◆ EXERCISE PROMPT ◆
Word for word, retype every entry in the listing.

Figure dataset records

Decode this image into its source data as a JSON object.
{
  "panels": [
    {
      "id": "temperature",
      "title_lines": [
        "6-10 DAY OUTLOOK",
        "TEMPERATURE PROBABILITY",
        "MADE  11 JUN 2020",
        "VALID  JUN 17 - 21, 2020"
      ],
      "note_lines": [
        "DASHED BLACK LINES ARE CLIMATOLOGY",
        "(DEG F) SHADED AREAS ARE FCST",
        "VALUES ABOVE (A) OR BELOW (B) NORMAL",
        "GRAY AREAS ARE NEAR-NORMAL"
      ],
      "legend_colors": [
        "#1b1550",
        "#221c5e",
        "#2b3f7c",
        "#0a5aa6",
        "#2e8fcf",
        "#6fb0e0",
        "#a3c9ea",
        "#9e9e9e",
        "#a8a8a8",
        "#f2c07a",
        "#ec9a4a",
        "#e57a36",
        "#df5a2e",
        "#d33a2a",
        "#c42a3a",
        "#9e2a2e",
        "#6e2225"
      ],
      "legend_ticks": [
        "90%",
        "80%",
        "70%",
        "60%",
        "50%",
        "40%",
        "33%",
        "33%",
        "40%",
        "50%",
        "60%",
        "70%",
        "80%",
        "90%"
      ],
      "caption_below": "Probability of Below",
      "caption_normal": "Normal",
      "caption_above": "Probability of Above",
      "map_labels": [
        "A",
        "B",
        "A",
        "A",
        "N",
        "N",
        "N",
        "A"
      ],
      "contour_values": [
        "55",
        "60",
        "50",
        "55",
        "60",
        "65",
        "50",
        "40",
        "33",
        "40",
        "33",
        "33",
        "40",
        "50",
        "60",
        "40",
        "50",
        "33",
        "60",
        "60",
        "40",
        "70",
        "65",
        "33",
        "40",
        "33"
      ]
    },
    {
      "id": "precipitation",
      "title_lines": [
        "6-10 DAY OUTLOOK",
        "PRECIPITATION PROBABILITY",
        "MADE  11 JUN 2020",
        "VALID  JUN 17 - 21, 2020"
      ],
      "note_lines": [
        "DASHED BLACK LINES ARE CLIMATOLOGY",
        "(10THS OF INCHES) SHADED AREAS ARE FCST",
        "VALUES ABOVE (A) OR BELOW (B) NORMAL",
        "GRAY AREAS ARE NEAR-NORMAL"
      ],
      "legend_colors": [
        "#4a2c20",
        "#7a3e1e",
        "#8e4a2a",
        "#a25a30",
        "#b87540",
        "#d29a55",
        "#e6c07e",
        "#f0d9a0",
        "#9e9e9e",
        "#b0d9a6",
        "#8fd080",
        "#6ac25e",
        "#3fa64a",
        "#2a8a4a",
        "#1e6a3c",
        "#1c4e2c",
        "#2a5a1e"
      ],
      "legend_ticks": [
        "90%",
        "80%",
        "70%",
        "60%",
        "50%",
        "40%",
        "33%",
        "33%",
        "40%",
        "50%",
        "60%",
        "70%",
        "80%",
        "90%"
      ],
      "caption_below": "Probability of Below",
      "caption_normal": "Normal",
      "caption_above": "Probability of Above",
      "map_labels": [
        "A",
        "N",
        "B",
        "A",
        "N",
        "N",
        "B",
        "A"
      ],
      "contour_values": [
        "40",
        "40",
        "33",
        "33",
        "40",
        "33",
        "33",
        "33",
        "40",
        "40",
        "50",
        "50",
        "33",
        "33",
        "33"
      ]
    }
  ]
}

◆ RESPONSE TO THE TASK ◆
Decode this image into its source data as a JSON object.
{
  "panels": [
    {
      "id": "temperature",
      "title_lines": [
        "6-10 DAY OUTLOOK",
        "TEMPERATURE PROBABILITY",
        "MADE  11 JUN 2020",
        "VALID  JUN 17 - 21, 2020"
      ],
      "note_lines": [
        "DASHED BLACK LINES ARE CLIMATOLOGY",
        "(DEG F) SHADED AREAS ARE FCST",
        "VALUES ABOVE (A) OR BELOW (B) NORMAL",
        "GRAY AREAS ARE NEAR-NORMAL"
      ],
      "legend_colors": [
        "#1b1550",
        "#221c5e",
        "#2b3f7c",
        "#0a5aa6",
        "#2e8fcf",
        "#6fb0e0",
        "#a3c9ea",
        "#9e9e9e",
        "#a8a8a8",
        "#f2c07a",
        "#ec9a4a",
        "#e57a36",
        "#df5a2e",
        "#d33a2a",
        "#c42a3a",
        "#9e2a2e",
        "#6e2225"
      ],
      "legend_ticks": [
        "90%",
        "80%",
        "70%",
        "60%",
        "50%",
        "40%",
        "33%",
        "33%",
        "40%",
        "50%",
        "60%",
        "70%",
        "80%",
        "90%"
      ],
      "caption_below": "Probability of Below",
      "caption_normal": "Normal",
      "caption_above": "Probability of Above",
      "map_labels": [
        "A",
        "B",
        "A",
        "A",
        "N",
        "N",
        "N",
        "A"
      ],
      "contour_values": [
        "55",
        "60",
        "50",
        "55",
        "60",
        "65",
        "50",
        "40",
        "33",
        "40",
        "33",
        "33",
        "40",
        "50",
        "60",
        "40",
        "50",
        "33",
        "60",
        "60",
        "40",
        "70",
        "65",
        "33",
        "40",
        "33"
      ]
    },
    {
      "id": "precipitation",
      "title_lines": [
        "6-10 DAY OUTLOOK",
        "PRECIPITATION PROBABILITY",
        "MADE  11 JUN 2020",
        "VALID  JUN 17 - 21, 2020"
      ],
      "note_lines": [
        "DASHED BLACK LINES ARE CLIMATOLOGY",
        "(10THS OF INCHES) SHADED AREAS ARE FCST",
        "VALUES ABOVE (A) OR BELOW (B) NORMAL",
        "GRAY AREAS ARE NEAR-NORMAL"
      ],
      "legend_colors": [
        "#4a2c20",
        "#7a3e1e",
        "#8e4a2a",
        "#a25a30",
        "#b87540",
        "#d29a55",
        "#e6c07e",
        "#f0d9a0",
        "#9e9e9e",
        "#b0d9a6",
        "#8fd080",
        "#6ac25e",
        "#3fa64a",
        "#2a8a4a",
        "#1e6a3c",
        "#1c4e2c",
        "#2a5a1e"
      ],
      "legend_ticks": [
        "90%",
        "80%",
        "70%",
        "60%",
        "50%",
        "40%",
        "33%",
        "33%",
        "40%",
        "50%",
        "60%",
        "70%",
        "80%",
        "90%"
      ],
      "caption_below": "Probability of Below",
      "caption_normal": "Normal",
      "caption_above": "Probability of Above",
      "map_labels": [
        "A",
        "N",
        "B",
        "A",
        "N",
        "N",
        "B",
        "A"
      ],
      "contour_values": [
        "40",
        "40",
        "33",
        "33",
        "40",
        "33",
        "33",
        "33",
        "40",
        "40",
        "50",
        "50",
        "33",
        "33",
        "33"
      ]
    }
  ]
}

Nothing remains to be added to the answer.